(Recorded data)
==================================================

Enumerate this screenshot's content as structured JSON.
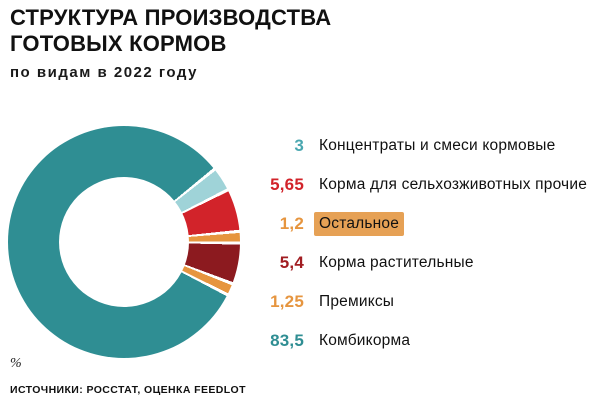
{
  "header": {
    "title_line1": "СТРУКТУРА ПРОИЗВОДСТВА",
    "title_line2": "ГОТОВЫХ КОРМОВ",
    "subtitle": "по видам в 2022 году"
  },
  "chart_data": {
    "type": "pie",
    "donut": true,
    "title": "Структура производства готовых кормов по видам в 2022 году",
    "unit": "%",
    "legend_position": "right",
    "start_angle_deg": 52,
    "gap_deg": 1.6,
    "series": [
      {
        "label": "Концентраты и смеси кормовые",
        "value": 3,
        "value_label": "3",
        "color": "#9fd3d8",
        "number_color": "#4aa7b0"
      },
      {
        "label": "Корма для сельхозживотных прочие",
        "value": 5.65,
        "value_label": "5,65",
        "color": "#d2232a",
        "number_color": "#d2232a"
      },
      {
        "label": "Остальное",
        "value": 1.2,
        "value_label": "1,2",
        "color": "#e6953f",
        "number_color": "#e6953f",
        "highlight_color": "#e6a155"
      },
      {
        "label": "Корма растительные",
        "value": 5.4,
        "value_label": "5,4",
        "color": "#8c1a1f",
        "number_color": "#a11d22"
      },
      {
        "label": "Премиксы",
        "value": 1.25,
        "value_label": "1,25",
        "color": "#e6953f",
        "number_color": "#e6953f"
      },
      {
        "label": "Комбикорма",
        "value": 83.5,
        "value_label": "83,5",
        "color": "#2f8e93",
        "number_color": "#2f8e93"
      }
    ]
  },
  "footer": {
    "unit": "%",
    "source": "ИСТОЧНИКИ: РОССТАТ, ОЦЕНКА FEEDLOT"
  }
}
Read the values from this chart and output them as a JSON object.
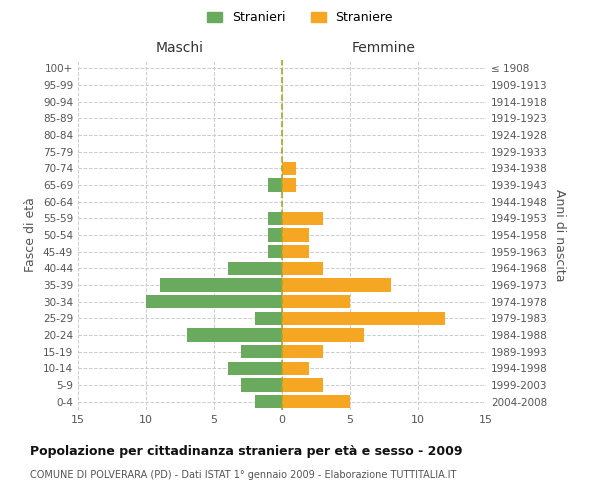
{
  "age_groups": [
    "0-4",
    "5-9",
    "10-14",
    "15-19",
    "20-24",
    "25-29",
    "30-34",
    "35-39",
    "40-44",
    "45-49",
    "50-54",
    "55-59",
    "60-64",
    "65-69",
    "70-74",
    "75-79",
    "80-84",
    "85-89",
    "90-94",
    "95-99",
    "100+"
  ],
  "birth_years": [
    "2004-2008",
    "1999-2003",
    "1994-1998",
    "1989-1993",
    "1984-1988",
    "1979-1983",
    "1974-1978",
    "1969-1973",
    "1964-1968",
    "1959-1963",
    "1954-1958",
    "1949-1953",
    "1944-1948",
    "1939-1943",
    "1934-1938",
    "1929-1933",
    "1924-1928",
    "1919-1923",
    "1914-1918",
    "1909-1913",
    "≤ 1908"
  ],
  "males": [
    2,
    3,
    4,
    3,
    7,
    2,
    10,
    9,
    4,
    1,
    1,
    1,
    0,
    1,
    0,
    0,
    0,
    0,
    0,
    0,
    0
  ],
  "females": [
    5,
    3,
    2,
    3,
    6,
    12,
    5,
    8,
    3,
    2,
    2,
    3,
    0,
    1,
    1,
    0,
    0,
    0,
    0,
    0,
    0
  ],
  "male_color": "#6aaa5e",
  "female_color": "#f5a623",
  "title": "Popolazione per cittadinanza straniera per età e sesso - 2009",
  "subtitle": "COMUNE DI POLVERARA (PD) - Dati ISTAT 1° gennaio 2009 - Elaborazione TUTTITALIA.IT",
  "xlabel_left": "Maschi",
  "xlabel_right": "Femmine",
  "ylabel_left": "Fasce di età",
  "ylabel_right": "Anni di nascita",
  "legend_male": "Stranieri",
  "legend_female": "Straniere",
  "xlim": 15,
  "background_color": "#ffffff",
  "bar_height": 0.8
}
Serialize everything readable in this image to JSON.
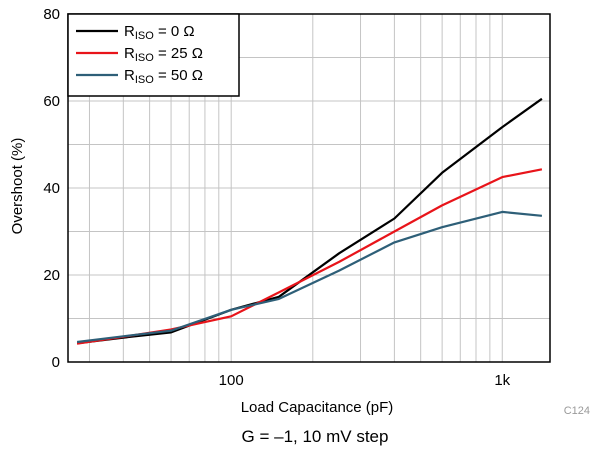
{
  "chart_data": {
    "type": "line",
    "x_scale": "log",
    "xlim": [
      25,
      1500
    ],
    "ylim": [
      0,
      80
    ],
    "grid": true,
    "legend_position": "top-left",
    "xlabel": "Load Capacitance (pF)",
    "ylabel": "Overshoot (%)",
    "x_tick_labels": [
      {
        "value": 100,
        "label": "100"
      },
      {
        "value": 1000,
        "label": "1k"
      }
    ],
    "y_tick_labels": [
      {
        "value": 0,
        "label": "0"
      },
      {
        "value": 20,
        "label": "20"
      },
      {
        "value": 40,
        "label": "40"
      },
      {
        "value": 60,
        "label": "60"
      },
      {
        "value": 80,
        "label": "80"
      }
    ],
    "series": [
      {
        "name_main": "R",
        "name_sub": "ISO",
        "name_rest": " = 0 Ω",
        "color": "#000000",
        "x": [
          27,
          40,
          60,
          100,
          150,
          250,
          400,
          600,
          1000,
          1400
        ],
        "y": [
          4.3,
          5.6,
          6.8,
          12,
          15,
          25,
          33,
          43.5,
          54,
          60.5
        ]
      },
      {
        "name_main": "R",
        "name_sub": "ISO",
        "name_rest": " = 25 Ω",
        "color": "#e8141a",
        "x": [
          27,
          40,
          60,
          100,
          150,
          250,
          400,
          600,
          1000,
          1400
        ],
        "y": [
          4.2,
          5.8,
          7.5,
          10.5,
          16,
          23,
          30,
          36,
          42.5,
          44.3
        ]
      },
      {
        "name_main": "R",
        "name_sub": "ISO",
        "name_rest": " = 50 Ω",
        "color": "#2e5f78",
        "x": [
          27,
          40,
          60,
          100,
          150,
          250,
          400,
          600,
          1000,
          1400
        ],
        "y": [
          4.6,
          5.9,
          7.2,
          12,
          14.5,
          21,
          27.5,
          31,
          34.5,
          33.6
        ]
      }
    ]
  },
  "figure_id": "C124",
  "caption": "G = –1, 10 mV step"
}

==================================================

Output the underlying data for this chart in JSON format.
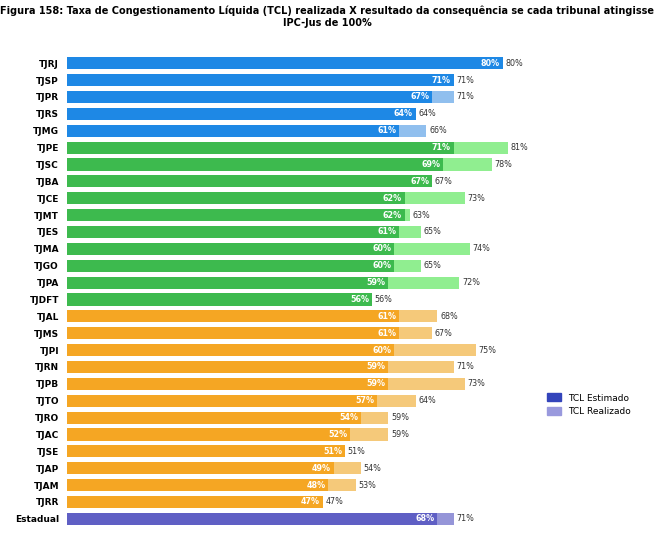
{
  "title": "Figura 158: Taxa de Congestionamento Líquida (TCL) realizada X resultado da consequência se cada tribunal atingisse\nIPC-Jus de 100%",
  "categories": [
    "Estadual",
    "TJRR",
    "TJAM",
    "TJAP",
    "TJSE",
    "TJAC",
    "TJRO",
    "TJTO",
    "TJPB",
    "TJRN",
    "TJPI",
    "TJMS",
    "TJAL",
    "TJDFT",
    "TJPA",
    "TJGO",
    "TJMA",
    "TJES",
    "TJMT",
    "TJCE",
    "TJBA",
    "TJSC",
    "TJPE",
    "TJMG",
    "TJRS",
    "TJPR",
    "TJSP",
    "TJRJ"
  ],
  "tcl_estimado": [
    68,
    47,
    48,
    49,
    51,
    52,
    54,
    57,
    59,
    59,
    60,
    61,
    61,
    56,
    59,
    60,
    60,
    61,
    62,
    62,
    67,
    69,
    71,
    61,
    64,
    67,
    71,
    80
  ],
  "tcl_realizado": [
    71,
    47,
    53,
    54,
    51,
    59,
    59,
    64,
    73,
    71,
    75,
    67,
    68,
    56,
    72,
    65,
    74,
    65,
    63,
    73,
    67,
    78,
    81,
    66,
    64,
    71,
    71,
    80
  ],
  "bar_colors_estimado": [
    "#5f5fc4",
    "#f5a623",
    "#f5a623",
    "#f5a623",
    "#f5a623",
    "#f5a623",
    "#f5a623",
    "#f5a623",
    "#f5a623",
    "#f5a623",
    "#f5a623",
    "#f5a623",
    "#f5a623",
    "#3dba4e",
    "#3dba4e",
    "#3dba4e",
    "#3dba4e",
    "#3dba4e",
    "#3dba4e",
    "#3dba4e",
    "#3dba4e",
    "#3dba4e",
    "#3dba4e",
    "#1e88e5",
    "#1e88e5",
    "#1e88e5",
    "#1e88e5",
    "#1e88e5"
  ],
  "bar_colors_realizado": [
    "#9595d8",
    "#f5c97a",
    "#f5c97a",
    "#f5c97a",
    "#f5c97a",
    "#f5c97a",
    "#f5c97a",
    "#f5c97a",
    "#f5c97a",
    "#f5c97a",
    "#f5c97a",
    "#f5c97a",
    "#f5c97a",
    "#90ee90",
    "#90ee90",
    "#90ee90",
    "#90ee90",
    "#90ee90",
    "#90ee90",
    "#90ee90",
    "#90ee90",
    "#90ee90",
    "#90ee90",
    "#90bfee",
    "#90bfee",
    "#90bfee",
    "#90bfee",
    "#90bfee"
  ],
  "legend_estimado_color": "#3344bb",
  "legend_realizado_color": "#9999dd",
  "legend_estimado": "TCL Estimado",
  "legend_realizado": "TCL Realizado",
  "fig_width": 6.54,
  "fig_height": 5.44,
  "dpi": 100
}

==================================================

[Task prompt]
From the records above, pull out each line that has "this".

[Output of the exercise]
Enumerate this screenshot's content as structured JSON.
Read the values from this chart and output them as a JSON object.
Serialize everything readable in this image to JSON.
Output the underlying data for this chart in JSON format.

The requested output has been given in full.